§ What is being asked
State only the count of lines in the listing below that hold "name".

Start of Exercise data

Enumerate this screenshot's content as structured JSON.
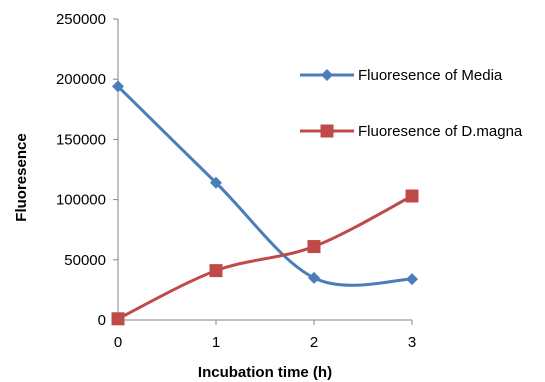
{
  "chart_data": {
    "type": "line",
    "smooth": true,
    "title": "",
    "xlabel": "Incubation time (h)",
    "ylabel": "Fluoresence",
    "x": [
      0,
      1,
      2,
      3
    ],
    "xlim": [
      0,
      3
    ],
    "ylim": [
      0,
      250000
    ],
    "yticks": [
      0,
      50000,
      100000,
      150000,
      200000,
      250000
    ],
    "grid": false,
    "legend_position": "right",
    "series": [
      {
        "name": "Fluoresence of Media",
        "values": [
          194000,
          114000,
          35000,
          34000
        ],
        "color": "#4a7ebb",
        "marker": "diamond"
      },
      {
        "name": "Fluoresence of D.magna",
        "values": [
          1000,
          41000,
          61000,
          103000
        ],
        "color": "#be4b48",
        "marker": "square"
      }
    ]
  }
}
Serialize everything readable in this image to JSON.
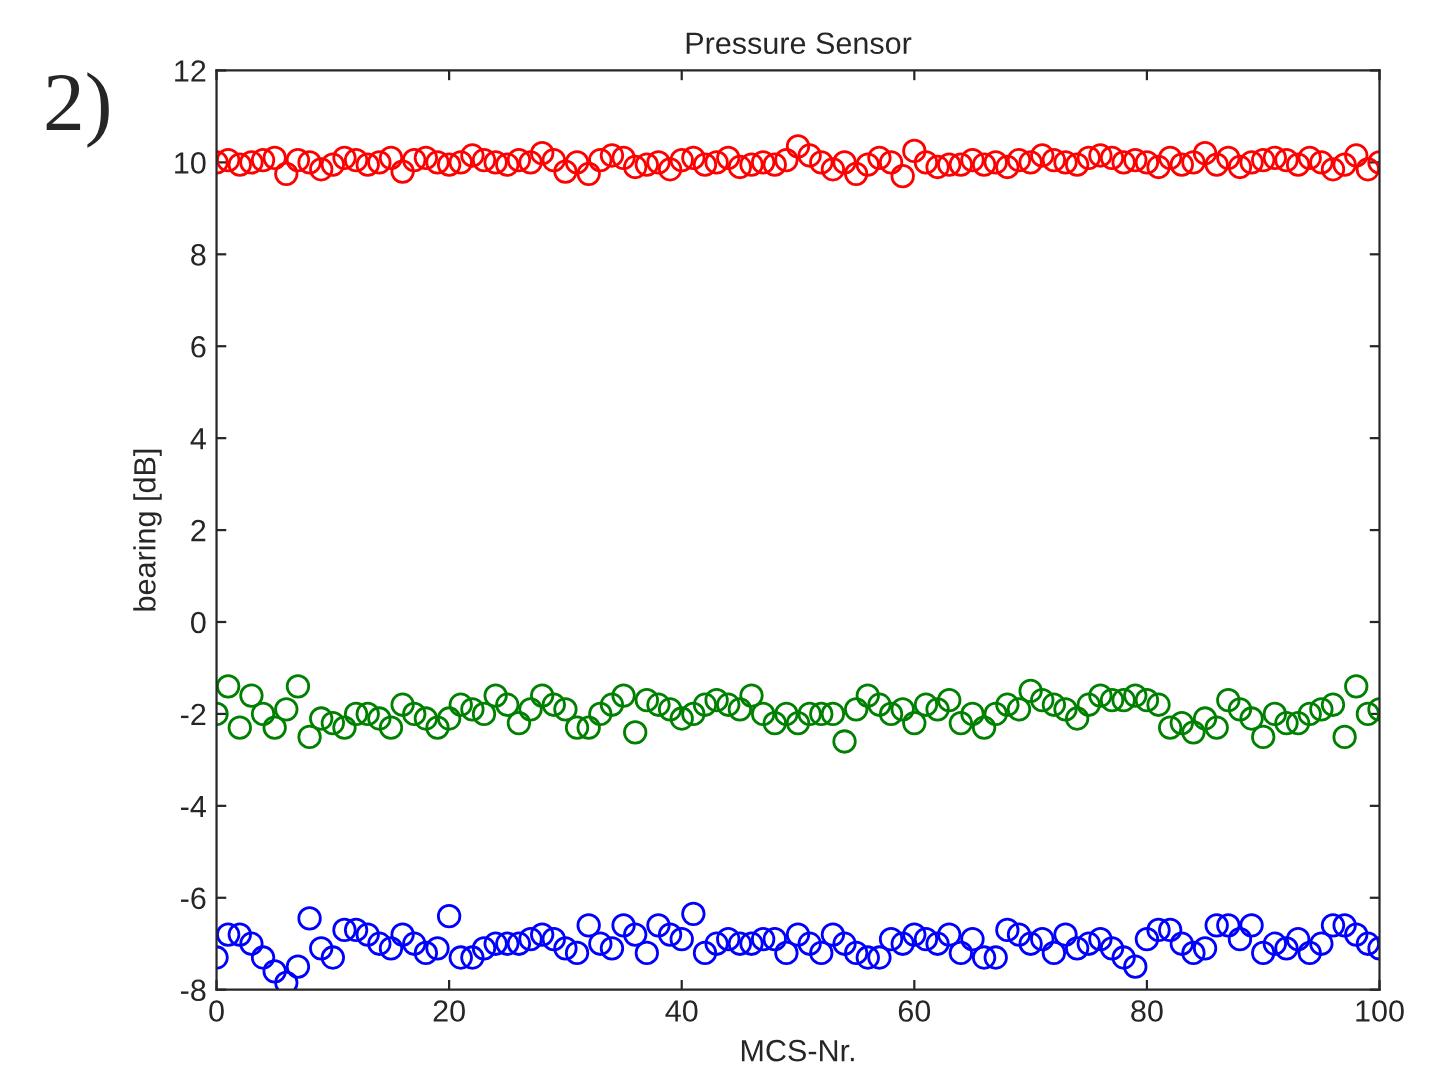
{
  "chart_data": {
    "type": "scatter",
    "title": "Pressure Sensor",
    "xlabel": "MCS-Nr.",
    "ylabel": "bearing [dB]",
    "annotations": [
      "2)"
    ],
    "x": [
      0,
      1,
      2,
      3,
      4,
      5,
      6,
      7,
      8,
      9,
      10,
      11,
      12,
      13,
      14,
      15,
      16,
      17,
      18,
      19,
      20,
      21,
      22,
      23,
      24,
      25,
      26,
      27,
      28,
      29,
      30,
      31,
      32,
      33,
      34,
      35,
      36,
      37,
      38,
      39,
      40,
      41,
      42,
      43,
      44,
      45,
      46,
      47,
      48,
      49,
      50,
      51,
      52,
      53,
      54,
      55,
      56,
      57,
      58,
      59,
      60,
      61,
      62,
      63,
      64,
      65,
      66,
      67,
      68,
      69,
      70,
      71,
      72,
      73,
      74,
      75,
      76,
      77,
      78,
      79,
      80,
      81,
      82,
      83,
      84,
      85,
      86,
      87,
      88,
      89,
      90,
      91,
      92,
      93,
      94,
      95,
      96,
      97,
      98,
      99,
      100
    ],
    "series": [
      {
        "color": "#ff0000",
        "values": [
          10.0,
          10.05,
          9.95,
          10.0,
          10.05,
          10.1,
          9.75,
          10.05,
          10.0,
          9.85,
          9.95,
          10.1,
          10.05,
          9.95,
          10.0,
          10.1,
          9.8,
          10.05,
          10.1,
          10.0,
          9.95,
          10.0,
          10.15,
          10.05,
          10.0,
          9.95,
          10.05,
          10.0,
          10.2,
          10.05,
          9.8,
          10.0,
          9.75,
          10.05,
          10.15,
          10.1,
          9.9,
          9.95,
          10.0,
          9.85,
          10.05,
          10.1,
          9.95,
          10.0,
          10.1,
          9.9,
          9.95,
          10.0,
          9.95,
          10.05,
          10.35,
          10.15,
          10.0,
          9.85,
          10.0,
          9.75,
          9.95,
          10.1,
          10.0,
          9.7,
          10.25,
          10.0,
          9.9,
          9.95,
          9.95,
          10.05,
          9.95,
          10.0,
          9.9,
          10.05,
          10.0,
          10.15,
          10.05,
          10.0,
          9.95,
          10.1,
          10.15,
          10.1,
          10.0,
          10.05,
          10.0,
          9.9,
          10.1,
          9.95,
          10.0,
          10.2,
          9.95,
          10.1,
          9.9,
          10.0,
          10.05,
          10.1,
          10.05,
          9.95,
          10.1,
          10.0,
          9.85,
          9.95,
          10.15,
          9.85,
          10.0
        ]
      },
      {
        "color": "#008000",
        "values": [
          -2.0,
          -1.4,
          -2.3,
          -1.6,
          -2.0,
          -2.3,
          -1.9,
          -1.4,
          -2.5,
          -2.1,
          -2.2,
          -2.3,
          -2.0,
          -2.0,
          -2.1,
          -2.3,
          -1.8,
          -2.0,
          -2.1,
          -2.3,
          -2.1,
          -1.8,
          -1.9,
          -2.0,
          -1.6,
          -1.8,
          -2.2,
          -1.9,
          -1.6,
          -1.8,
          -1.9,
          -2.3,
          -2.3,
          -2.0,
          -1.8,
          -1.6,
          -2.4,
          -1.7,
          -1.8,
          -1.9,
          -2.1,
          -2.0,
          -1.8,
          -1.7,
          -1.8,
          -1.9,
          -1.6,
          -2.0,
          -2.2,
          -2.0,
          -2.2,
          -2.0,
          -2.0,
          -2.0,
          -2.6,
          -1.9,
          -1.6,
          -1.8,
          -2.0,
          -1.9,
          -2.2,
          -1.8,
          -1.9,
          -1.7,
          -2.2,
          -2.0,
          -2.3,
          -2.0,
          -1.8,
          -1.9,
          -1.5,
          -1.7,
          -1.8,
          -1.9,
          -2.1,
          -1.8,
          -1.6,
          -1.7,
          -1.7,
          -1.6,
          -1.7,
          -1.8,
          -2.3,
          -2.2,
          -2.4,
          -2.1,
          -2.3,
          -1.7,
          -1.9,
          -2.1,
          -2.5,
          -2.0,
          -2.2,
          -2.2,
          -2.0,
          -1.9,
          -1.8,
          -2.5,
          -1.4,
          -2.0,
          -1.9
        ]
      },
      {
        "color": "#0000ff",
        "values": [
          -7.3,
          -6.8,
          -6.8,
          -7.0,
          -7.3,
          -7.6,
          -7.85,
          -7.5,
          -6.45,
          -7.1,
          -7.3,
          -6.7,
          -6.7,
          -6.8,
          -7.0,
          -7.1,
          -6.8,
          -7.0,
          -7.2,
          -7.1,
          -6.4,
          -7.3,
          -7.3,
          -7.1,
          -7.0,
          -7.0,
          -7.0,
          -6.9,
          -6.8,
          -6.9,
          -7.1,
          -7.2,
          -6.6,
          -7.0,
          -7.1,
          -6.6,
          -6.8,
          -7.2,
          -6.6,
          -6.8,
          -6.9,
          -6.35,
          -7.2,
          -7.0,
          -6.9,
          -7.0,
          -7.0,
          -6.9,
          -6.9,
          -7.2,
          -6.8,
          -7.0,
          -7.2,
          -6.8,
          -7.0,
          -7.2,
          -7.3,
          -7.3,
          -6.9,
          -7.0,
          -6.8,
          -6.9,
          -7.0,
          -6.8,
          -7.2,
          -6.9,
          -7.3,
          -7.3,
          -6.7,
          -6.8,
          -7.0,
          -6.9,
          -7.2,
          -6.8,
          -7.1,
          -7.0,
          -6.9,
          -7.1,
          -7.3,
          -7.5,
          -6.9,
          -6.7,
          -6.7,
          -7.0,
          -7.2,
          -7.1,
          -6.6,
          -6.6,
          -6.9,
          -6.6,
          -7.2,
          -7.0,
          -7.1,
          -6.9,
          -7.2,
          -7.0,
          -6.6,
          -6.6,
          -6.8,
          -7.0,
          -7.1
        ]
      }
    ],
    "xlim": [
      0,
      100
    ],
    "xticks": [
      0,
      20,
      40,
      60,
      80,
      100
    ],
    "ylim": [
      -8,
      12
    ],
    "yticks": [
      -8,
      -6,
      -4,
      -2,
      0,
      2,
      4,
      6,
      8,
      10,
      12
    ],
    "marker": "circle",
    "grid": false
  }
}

End of Exercise data
Start of Exercise data

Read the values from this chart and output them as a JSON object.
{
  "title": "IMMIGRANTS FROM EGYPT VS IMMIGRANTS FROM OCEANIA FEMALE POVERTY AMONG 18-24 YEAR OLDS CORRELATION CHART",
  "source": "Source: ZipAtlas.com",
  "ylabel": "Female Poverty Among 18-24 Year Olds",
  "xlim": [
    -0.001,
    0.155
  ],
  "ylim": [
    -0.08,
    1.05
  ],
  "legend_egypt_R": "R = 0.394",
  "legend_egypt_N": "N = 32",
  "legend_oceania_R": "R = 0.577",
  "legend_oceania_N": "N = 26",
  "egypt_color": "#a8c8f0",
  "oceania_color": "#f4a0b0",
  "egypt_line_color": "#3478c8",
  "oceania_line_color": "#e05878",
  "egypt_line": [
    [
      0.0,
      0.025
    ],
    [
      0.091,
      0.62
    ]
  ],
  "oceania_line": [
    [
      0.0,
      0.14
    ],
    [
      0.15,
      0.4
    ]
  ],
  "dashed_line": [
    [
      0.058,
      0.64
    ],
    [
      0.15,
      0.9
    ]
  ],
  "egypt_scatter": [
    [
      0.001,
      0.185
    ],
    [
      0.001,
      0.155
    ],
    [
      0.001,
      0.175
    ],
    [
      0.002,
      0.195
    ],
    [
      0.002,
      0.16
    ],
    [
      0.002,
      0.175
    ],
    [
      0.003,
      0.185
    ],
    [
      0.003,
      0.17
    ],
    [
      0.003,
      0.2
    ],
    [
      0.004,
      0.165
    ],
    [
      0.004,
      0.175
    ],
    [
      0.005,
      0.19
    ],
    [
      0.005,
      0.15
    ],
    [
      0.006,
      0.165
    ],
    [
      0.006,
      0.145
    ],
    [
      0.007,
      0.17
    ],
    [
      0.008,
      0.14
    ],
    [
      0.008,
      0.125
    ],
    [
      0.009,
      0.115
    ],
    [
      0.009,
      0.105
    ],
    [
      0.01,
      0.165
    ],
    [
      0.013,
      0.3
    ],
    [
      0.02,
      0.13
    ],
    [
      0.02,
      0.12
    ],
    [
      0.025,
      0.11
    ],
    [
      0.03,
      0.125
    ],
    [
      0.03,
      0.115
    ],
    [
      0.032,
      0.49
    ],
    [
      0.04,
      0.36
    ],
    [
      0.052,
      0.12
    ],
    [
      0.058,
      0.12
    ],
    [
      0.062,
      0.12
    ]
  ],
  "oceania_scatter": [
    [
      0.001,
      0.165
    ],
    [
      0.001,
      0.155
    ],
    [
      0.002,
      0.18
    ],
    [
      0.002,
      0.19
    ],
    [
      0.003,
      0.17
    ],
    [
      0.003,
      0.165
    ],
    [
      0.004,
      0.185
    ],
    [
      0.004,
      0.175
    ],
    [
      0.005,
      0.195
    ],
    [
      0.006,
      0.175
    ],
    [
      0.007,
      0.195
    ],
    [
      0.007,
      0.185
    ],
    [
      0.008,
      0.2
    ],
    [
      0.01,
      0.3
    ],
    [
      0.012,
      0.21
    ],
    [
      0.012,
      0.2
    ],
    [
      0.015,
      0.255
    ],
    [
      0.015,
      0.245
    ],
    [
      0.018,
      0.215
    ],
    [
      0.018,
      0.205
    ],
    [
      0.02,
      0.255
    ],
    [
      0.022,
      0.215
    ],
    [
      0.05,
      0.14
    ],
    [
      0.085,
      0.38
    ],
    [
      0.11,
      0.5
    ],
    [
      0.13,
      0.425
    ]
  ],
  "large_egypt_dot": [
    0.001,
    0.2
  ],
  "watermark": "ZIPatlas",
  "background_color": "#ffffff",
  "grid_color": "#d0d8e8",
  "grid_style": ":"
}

End of Exercise data

§ Task answer
2